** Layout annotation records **
☆ ☆ ☆ ☆ ☆ ☆ ☆

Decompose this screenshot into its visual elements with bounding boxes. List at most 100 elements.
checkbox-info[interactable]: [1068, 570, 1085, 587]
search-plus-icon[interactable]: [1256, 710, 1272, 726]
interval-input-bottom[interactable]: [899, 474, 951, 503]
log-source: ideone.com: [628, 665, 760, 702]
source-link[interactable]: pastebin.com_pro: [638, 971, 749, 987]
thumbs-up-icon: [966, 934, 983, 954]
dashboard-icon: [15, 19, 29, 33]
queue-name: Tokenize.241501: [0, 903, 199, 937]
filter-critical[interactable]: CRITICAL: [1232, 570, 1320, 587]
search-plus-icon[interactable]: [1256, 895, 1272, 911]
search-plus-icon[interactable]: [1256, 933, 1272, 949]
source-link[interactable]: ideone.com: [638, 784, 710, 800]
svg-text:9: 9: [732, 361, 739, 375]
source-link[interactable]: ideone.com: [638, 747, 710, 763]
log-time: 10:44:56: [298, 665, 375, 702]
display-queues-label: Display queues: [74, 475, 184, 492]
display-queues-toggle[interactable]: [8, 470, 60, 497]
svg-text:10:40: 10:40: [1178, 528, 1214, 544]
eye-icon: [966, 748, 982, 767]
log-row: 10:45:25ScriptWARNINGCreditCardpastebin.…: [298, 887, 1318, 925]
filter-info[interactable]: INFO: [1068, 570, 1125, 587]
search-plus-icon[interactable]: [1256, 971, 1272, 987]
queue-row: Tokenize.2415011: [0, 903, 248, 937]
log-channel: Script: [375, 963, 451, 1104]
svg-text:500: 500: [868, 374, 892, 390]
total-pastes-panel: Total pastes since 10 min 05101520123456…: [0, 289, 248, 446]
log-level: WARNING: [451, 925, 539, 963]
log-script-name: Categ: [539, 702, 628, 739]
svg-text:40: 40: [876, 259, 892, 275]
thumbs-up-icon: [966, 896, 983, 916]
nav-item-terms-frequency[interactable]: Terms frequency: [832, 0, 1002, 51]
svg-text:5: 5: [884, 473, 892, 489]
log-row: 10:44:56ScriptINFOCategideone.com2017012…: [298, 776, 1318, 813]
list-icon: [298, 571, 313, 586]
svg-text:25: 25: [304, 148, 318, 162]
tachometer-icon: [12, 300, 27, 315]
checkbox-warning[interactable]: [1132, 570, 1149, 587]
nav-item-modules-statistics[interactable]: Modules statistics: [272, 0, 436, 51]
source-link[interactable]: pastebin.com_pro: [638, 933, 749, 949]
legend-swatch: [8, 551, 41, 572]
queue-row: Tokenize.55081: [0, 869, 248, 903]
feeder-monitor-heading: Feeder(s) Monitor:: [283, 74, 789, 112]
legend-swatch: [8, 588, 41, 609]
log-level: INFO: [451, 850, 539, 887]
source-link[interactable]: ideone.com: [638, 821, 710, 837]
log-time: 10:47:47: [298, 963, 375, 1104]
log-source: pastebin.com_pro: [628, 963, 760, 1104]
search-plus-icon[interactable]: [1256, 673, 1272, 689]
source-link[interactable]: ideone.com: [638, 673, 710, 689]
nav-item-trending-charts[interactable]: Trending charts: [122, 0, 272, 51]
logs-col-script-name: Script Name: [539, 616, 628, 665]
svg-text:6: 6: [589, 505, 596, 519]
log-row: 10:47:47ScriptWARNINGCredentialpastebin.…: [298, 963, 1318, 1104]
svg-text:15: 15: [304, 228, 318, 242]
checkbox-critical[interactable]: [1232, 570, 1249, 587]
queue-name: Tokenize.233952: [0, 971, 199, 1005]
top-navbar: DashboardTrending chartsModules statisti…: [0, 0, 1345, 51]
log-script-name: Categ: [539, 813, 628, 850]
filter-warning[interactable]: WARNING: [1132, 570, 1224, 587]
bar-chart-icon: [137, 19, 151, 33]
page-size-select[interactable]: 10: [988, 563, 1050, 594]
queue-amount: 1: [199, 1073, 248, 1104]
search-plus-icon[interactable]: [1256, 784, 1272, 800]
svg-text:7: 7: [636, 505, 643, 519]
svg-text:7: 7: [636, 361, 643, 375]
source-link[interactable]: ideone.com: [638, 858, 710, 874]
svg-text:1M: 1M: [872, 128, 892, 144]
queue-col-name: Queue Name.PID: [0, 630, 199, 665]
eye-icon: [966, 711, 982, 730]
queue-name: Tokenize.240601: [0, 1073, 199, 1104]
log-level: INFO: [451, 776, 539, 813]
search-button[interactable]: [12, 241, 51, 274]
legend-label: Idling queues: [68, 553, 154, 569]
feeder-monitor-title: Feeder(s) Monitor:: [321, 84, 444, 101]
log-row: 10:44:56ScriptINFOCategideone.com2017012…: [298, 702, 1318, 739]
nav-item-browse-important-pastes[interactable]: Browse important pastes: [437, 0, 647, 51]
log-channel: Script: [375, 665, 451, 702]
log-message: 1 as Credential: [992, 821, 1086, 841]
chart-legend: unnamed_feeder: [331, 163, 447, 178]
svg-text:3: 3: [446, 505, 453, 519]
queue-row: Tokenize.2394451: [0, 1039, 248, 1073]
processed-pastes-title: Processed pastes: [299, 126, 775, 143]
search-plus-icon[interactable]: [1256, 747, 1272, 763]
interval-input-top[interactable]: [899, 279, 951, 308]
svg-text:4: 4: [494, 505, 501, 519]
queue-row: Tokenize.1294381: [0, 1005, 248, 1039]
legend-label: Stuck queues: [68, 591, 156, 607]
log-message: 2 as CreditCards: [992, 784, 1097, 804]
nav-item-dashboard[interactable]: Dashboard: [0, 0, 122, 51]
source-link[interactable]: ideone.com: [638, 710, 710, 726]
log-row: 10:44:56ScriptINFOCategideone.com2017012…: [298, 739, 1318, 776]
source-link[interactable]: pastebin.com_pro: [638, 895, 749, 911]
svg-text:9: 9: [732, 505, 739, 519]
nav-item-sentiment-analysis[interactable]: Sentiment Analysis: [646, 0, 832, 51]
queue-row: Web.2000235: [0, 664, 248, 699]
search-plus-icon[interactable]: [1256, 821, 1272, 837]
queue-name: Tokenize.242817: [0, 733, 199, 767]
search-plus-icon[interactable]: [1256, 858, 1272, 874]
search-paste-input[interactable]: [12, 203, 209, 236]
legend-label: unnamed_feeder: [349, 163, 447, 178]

☆ ☆ ☆ ☆ ☆ ☆ ☆

** What to produce **
Write out all of the lines above exactly as they appear.

** Solution to the exercise **
Decompose this screenshot into its visual elements with bounding boxes. List at most 100 elements.
checkbox-info[interactable]: [1068, 570, 1085, 587]
search-plus-icon[interactable]: [1256, 710, 1272, 726]
interval-input-bottom[interactable]: [899, 474, 951, 503]
log-source: ideone.com: [628, 665, 760, 702]
source-link[interactable]: pastebin.com_pro: [638, 971, 749, 987]
thumbs-up-icon: [966, 934, 983, 954]
dashboard-icon: [15, 19, 29, 33]
queue-name: Tokenize.241501: [0, 903, 199, 937]
filter-critical[interactable]: CRITICAL: [1232, 570, 1320, 587]
search-plus-icon[interactable]: [1256, 895, 1272, 911]
search-plus-icon[interactable]: [1256, 933, 1272, 949]
source-link[interactable]: ideone.com: [638, 784, 710, 800]
svg-text:9: 9: [732, 361, 739, 375]
source-link[interactable]: ideone.com: [638, 747, 710, 763]
log-time: 10:44:56: [298, 665, 375, 702]
display-queues-label: Display queues: [74, 475, 184, 492]
display-queues-toggle[interactable]: [8, 470, 60, 497]
svg-text:10:40: 10:40: [1178, 528, 1214, 544]
eye-icon: [966, 748, 982, 767]
log-row: 10:45:25ScriptWARNINGCreditCardpastebin.…: [298, 887, 1318, 925]
filter-info[interactable]: INFO: [1068, 570, 1125, 587]
search-plus-icon[interactable]: [1256, 971, 1272, 987]
queue-row: Tokenize.2415011: [0, 903, 248, 937]
log-channel: Script: [375, 963, 451, 1104]
svg-text:500: 500: [868, 374, 892, 390]
total-pastes-panel: Total pastes since 10 min 05101520123456…: [0, 289, 248, 446]
log-level: WARNING: [451, 925, 539, 963]
log-script-name: Categ: [539, 702, 628, 739]
svg-text:40: 40: [876, 259, 892, 275]
thumbs-up-icon: [966, 896, 983, 916]
nav-item-terms-frequency[interactable]: Terms frequency: [832, 0, 1002, 51]
svg-text:5: 5: [884, 473, 892, 489]
log-row: 10:44:56ScriptINFOCategideone.com2017012…: [298, 776, 1318, 813]
list-icon: [298, 571, 313, 586]
svg-text:25: 25: [304, 148, 318, 162]
tachometer-icon: [12, 300, 27, 315]
checkbox-warning[interactable]: [1132, 570, 1149, 587]
nav-item-modules-statistics[interactable]: Modules statistics: [272, 0, 436, 51]
source-link[interactable]: pastebin.com_pro: [638, 933, 749, 949]
legend-swatch: [8, 551, 41, 572]
queue-row: Tokenize.55081: [0, 869, 248, 903]
feeder-monitor-heading: Feeder(s) Monitor:: [283, 74, 789, 112]
legend-swatch: [8, 588, 41, 609]
log-level: INFO: [451, 850, 539, 887]
source-link[interactable]: ideone.com: [638, 821, 710, 837]
log-time: 10:47:47: [298, 963, 375, 1104]
log-source: pastebin.com_pro: [628, 963, 760, 1104]
search-plus-icon[interactable]: [1256, 673, 1272, 689]
source-link[interactable]: ideone.com: [638, 673, 710, 689]
nav-item-trending-charts[interactable]: Trending charts: [122, 0, 272, 51]
logs-col-script-name: Script Name: [539, 616, 628, 665]
svg-text:6: 6: [589, 505, 596, 519]
log-row: 10:47:47ScriptWARNINGCredentialpastebin.…: [298, 963, 1318, 1104]
svg-text:15: 15: [304, 228, 318, 242]
checkbox-critical[interactable]: [1232, 570, 1249, 587]
queue-name: Tokenize.233952: [0, 971, 199, 1005]
top-navbar: DashboardTrending chartsModules statisti…: [0, 0, 1345, 51]
log-script-name: Categ: [539, 813, 628, 850]
filter-warning[interactable]: WARNING: [1132, 570, 1224, 587]
bar-chart-icon: [137, 19, 151, 33]
page-size-select[interactable]: 10: [988, 563, 1050, 594]
queue-amount: 1: [199, 1073, 248, 1104]
search-plus-icon[interactable]: [1256, 784, 1272, 800]
svg-text:7: 7: [636, 505, 643, 519]
svg-text:7: 7: [636, 361, 643, 375]
source-link[interactable]: ideone.com: [638, 858, 710, 874]
svg-text:1M: 1M: [872, 128, 892, 144]
queue-col-name: Queue Name.PID: [0, 630, 199, 665]
eye-icon: [966, 711, 982, 730]
queue-name: Tokenize.240601: [0, 1073, 199, 1104]
log-level: INFO: [451, 776, 539, 813]
search-button[interactable]: [12, 241, 51, 274]
legend-label: Idling queues: [68, 553, 154, 569]
feeder-monitor-title: Feeder(s) Monitor:: [321, 84, 444, 101]
log-row: 10:44:56ScriptINFOCategideone.com2017012…: [298, 702, 1318, 739]
nav-item-browse-important-pastes[interactable]: Browse important pastes: [437, 0, 647, 51]
log-channel: Script: [375, 665, 451, 702]
log-message: 1 as Credential: [992, 821, 1086, 841]
chart-legend: unnamed_feeder: [331, 163, 447, 178]
svg-text:3: 3: [446, 505, 453, 519]
queue-row: Tokenize.2394451: [0, 1039, 248, 1073]
processed-pastes-title: Processed pastes: [299, 126, 775, 143]
search-plus-icon[interactable]: [1256, 747, 1272, 763]
interval-input-top[interactable]: [899, 279, 951, 308]
svg-text:4: 4: [494, 505, 501, 519]
queue-row: Tokenize.1294381: [0, 1005, 248, 1039]
legend-label: Stuck queues: [68, 591, 156, 607]
log-message: 2 as CreditCards: [992, 784, 1097, 804]
nav-item-dashboard[interactable]: Dashboard: [0, 0, 122, 51]
source-link[interactable]: ideone.com: [638, 710, 710, 726]
log-row: 10:44:56ScriptINFOCategideone.com2017012…: [298, 739, 1318, 776]
source-link[interactable]: pastebin.com_pro: [638, 895, 749, 911]
svg-text:9: 9: [732, 505, 739, 519]
nav-item-sentiment-analysis[interactable]: Sentiment Analysis: [646, 0, 832, 51]
queue-row: Web.2000235: [0, 664, 248, 699]
search-plus-icon[interactable]: [1256, 821, 1272, 837]
queue-name: Tokenize.242817: [0, 733, 199, 767]
search-plus-icon[interactable]: [1256, 858, 1272, 874]
search-paste-input[interactable]: [12, 203, 209, 236]
legend-label: unnamed_feeder: [349, 163, 447, 178]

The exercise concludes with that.